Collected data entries
··········

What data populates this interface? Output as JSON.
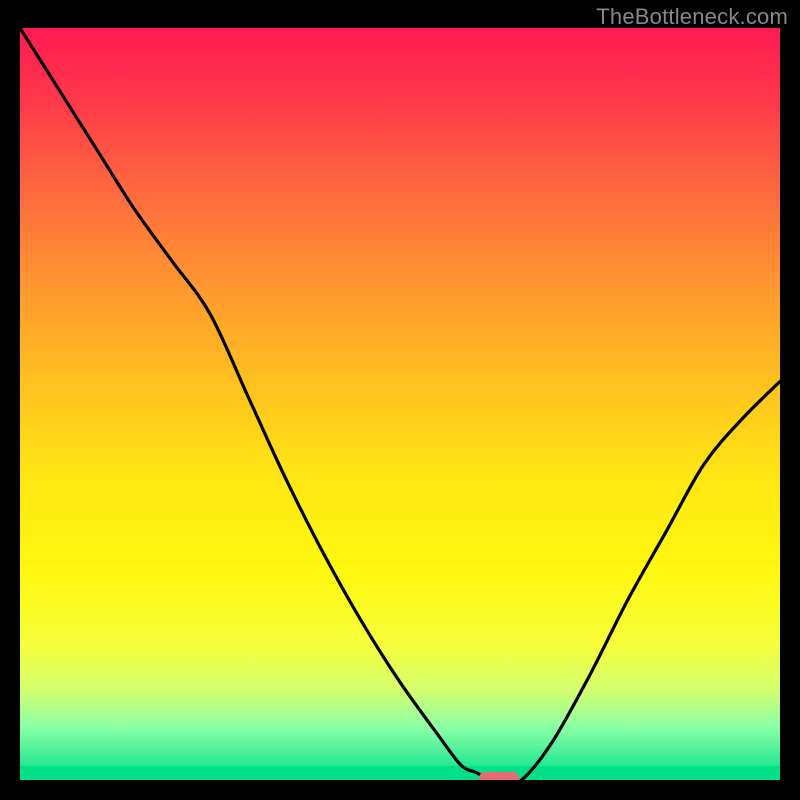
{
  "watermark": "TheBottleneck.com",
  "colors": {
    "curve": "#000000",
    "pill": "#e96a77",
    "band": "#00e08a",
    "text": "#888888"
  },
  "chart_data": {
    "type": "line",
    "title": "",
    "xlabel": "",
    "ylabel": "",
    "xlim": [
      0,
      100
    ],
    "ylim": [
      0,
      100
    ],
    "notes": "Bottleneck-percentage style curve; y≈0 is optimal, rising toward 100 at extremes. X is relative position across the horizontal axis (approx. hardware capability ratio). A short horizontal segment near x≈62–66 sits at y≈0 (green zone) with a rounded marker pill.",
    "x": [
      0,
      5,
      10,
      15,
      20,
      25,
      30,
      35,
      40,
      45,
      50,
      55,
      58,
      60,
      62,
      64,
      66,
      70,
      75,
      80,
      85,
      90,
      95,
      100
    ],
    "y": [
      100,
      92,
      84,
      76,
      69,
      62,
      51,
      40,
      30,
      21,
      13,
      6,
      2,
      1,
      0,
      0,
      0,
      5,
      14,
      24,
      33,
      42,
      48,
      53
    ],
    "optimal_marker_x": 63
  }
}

··········

■ **WHAT THE TASK REQUIRES**: Quote the material in full and exactly; do not carry over its pictures.

■ **TASK RESPONSE**:
What data populates this interface? Output as JSON.
{
  "watermark": "TheBottleneck.com",
  "colors": {
    "curve": "#000000",
    "pill": "#e96a77",
    "band": "#00e08a",
    "text": "#888888"
  },
  "chart_data": {
    "type": "line",
    "title": "",
    "xlabel": "",
    "ylabel": "",
    "xlim": [
      0,
      100
    ],
    "ylim": [
      0,
      100
    ],
    "notes": "Bottleneck-percentage style curve; y≈0 is optimal, rising toward 100 at extremes. X is relative position across the horizontal axis (approx. hardware capability ratio). A short horizontal segment near x≈62–66 sits at y≈0 (green zone) with a rounded marker pill.",
    "x": [
      0,
      5,
      10,
      15,
      20,
      25,
      30,
      35,
      40,
      45,
      50,
      55,
      58,
      60,
      62,
      64,
      66,
      70,
      75,
      80,
      85,
      90,
      95,
      100
    ],
    "y": [
      100,
      92,
      84,
      76,
      69,
      62,
      51,
      40,
      30,
      21,
      13,
      6,
      2,
      1,
      0,
      0,
      0,
      5,
      14,
      24,
      33,
      42,
      48,
      53
    ],
    "optimal_marker_x": 63
  }
}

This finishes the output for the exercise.